DATA EXCERPTS
__________________________________________________

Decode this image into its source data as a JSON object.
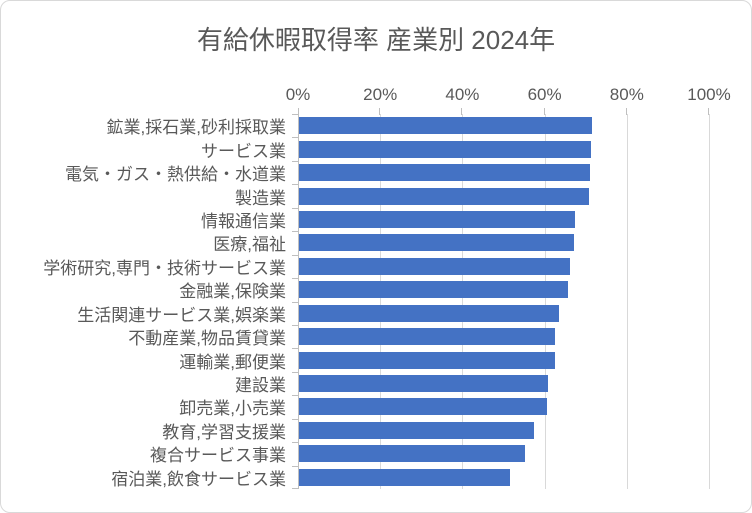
{
  "chart_data": {
    "type": "bar",
    "orientation": "horizontal",
    "title": "有給休暇取得率 産業別 2024年",
    "categories": [
      "鉱業,採石業,砂利採取業",
      "サービス業",
      "電気・ガス・熱供給・水道業",
      "製造業",
      "情報通信業",
      "医療,福祉",
      "学術研究,専門・技術サービス業",
      "金融業,保険業",
      "生活関連サービス業,娯楽業",
      "不動産業,物品賃貸業",
      "運輸業,郵便業",
      "建設業",
      "卸売業,小売業",
      "教育,学習支援業",
      "複合サービス事業",
      "宿泊業,飲食サービス業"
    ],
    "values": [
      71.4,
      71.0,
      70.7,
      70.5,
      67.2,
      66.8,
      65.9,
      65.5,
      63.3,
      62.4,
      62.2,
      60.6,
      60.4,
      57.2,
      55.0,
      51.3
    ],
    "unit": "%",
    "xlabel": "",
    "ylabel": "",
    "x_ticks": [
      "0%",
      "20%",
      "40%",
      "60%",
      "80%",
      "100%"
    ],
    "x_tick_values": [
      0,
      20,
      40,
      60,
      80,
      100
    ],
    "xlim": [
      0,
      100
    ],
    "grid": true,
    "legend": "none",
    "colors": {
      "bar": "#4472C4",
      "gridline": "#D9D9D9",
      "axis": "#BFBFBF",
      "text": "#595959",
      "border": "#D9D9D9",
      "background": "#FFFFFF"
    }
  }
}
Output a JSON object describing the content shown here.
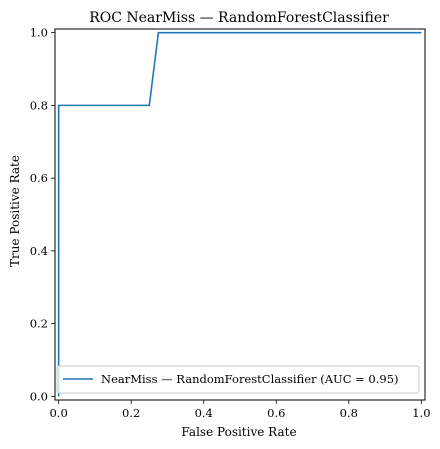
{
  "chart_data": {
    "type": "line",
    "title": "ROC NearMiss — RandomForestClassifier",
    "xlabel": "False Positive Rate",
    "ylabel": "True Positive Rate",
    "xlim": [
      -0.01,
      1.01
    ],
    "ylim": [
      -0.01,
      1.01
    ],
    "xticks": [
      0.0,
      0.2,
      0.4,
      0.6,
      0.8,
      1.0
    ],
    "yticks": [
      0.0,
      0.2,
      0.4,
      0.6,
      0.8,
      1.0
    ],
    "xtick_labels": [
      "0.0",
      "0.2",
      "0.4",
      "0.6",
      "0.8",
      "1.0"
    ],
    "ytick_labels": [
      "0.0",
      "0.2",
      "0.4",
      "0.6",
      "0.8",
      "1.0"
    ],
    "grid": false,
    "legend_position": "lower-right",
    "series": [
      {
        "name": "NearMiss — RandomForestClassifier (AUC = 0.95)",
        "color": "#1f77b4",
        "x": [
          0.0,
          0.0,
          0.0,
          0.25,
          0.275,
          1.0
        ],
        "y": [
          0.0,
          0.8,
          0.8,
          0.8,
          1.0,
          1.0
        ]
      }
    ]
  }
}
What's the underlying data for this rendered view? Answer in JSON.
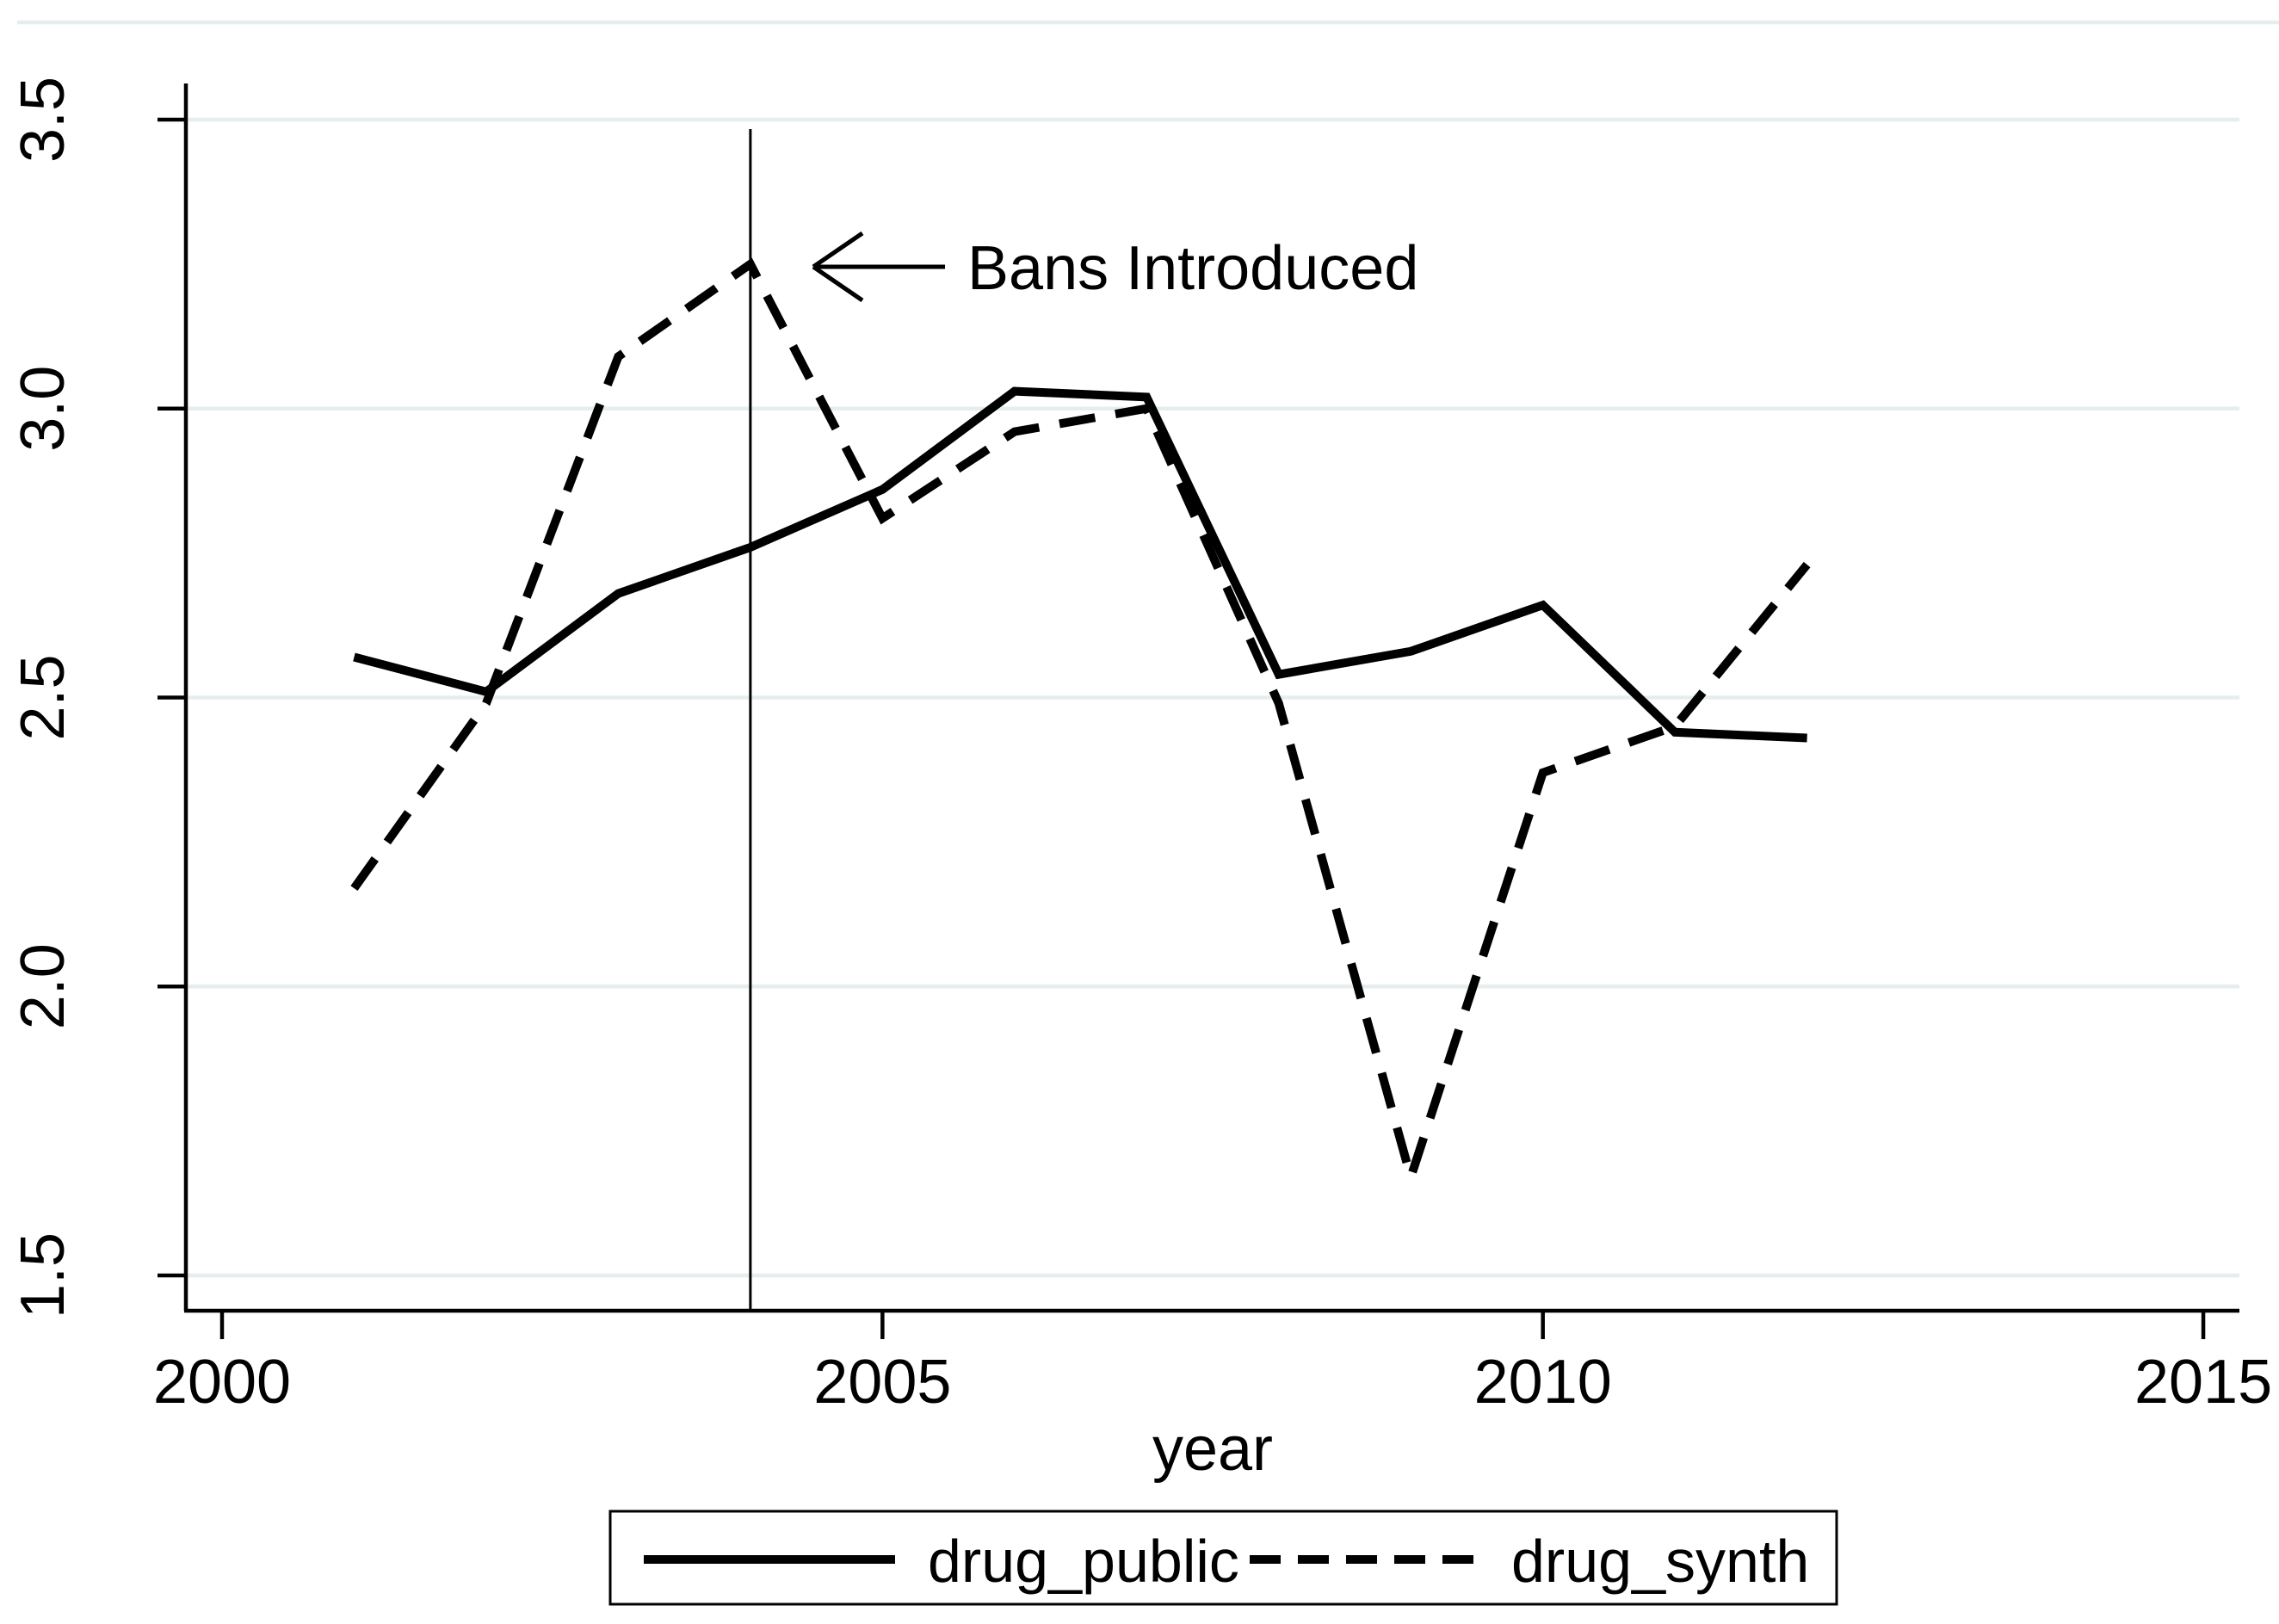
{
  "chart_data": {
    "type": "line",
    "x": [
      2001,
      2002,
      2003,
      2004,
      2005,
      2006,
      2007,
      2008,
      2009,
      2010,
      2011,
      2012
    ],
    "series": [
      {
        "name": "drug_public",
        "style": "solid",
        "values": [
          2.57,
          2.51,
          2.68,
          2.76,
          2.86,
          3.03,
          3.02,
          2.54,
          2.58,
          2.66,
          2.44,
          2.43
        ]
      },
      {
        "name": "drug_synth",
        "style": "dashed",
        "values": [
          2.17,
          2.49,
          3.09,
          3.25,
          2.81,
          2.96,
          3.0,
          2.49,
          1.67,
          2.37,
          2.45,
          2.73
        ]
      }
    ],
    "title": "",
    "xlabel": "year",
    "ylabel": "",
    "x_tick_values": [
      2000,
      2005,
      2010,
      2015
    ],
    "x_tick_labels": [
      "2000",
      "2005",
      "2010",
      "2015"
    ],
    "y_tick_values": [
      1.5,
      2.0,
      2.5,
      3.0,
      3.5
    ],
    "y_tick_labels": [
      "1.5",
      "2.0",
      "2.5",
      "3.0",
      "3.5"
    ],
    "xlim": [
      1999.7,
      2015.3
    ],
    "ylim": [
      1.44,
      3.56
    ],
    "grid": true,
    "legend_position": "bottom",
    "annotation": {
      "text": "Bans Introduced",
      "line_x": 2004
    },
    "colors": {
      "line": "#000000",
      "grid": "#e6edef",
      "background": "#ffffff"
    }
  },
  "legend": {
    "items": [
      {
        "label": "drug_public",
        "style": "solid"
      },
      {
        "label": "drug_synth",
        "style": "dashed"
      }
    ]
  }
}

__________________________________________________

EXERCISE
Pictures are to be left out; all else in the entries above is to be quoted exactly.

REPLY
Decode this image into its source data as a JSON object.
{
  "chart_data": {
    "type": "bar",
    "orientation": "horizontal",
    "title": "有給休暇取得率 産業別 2024年",
    "categories": [
      "鉱業,採石業,砂利採取業",
      "サービス業",
      "電気・ガス・熱供給・水道業",
      "製造業",
      "情報通信業",
      "医療,福祉",
      "学術研究,専門・技術サービス業",
      "金融業,保険業",
      "生活関連サービス業,娯楽業",
      "不動産業,物品賃貸業",
      "運輸業,郵便業",
      "建設業",
      "卸売業,小売業",
      "教育,学習支援業",
      "複合サービス事業",
      "宿泊業,飲食サービス業"
    ],
    "values": [
      71.4,
      71.0,
      70.7,
      70.5,
      67.2,
      66.8,
      65.9,
      65.5,
      63.3,
      62.4,
      62.2,
      60.6,
      60.4,
      57.2,
      55.0,
      51.3
    ],
    "unit": "%",
    "xlabel": "",
    "ylabel": "",
    "x_ticks": [
      "0%",
      "20%",
      "40%",
      "60%",
      "80%",
      "100%"
    ],
    "x_tick_values": [
      0,
      20,
      40,
      60,
      80,
      100
    ],
    "xlim": [
      0,
      100
    ],
    "grid": true,
    "legend": "none",
    "colors": {
      "bar": "#4472C4",
      "gridline": "#D9D9D9",
      "axis": "#BFBFBF",
      "text": "#595959",
      "border": "#D9D9D9",
      "background": "#FFFFFF"
    }
  }
}
Output a JSON object describing the content shown here.
{
  "chart_data": {
    "type": "line",
    "title": "ROC NearMiss — RandomForestClassifier",
    "xlabel": "False Positive Rate",
    "ylabel": "True Positive Rate",
    "xlim": [
      -0.01,
      1.01
    ],
    "ylim": [
      -0.01,
      1.01
    ],
    "xticks": [
      0.0,
      0.2,
      0.4,
      0.6,
      0.8,
      1.0
    ],
    "yticks": [
      0.0,
      0.2,
      0.4,
      0.6,
      0.8,
      1.0
    ],
    "xtick_labels": [
      "0.0",
      "0.2",
      "0.4",
      "0.6",
      "0.8",
      "1.0"
    ],
    "ytick_labels": [
      "0.0",
      "0.2",
      "0.4",
      "0.6",
      "0.8",
      "1.0"
    ],
    "grid": false,
    "legend_position": "lower-right",
    "series": [
      {
        "name": "NearMiss — RandomForestClassifier (AUC = 0.95)",
        "color": "#1f77b4",
        "x": [
          0.0,
          0.0,
          0.0,
          0.25,
          0.275,
          1.0
        ],
        "y": [
          0.0,
          0.8,
          0.8,
          0.8,
          1.0,
          1.0
        ]
      }
    ]
  }
}
What's the underlying data for this rendered view? Answer in JSON.
{
  "chart_data": {
    "type": "line",
    "x": [
      2001,
      2002,
      2003,
      2004,
      2005,
      2006,
      2007,
      2008,
      2009,
      2010,
      2011,
      2012
    ],
    "series": [
      {
        "name": "drug_public",
        "style": "solid",
        "values": [
          2.57,
          2.51,
          2.68,
          2.76,
          2.86,
          3.03,
          3.02,
          2.54,
          2.58,
          2.66,
          2.44,
          2.43
        ]
      },
      {
        "name": "drug_synth",
        "style": "dashed",
        "values": [
          2.17,
          2.49,
          3.09,
          3.25,
          2.81,
          2.96,
          3.0,
          2.49,
          1.67,
          2.37,
          2.45,
          2.73
        ]
      }
    ],
    "title": "",
    "xlabel": "year",
    "ylabel": "",
    "x_tick_values": [
      2000,
      2005,
      2010,
      2015
    ],
    "x_tick_labels": [
      "2000",
      "2005",
      "2010",
      "2015"
    ],
    "y_tick_values": [
      1.5,
      2.0,
      2.5,
      3.0,
      3.5
    ],
    "y_tick_labels": [
      "1.5",
      "2.0",
      "2.5",
      "3.0",
      "3.5"
    ],
    "xlim": [
      1999.7,
      2015.3
    ],
    "ylim": [
      1.44,
      3.56
    ],
    "grid": true,
    "legend_position": "bottom",
    "annotation": {
      "text": "Bans Introduced",
      "line_x": 2004
    },
    "colors": {
      "line": "#000000",
      "grid": "#e6edef",
      "background": "#ffffff"
    }
  },
  "legend": {
    "items": [
      {
        "label": "drug_public",
        "style": "solid"
      },
      {
        "label": "drug_synth",
        "style": "dashed"
      }
    ]
  }
}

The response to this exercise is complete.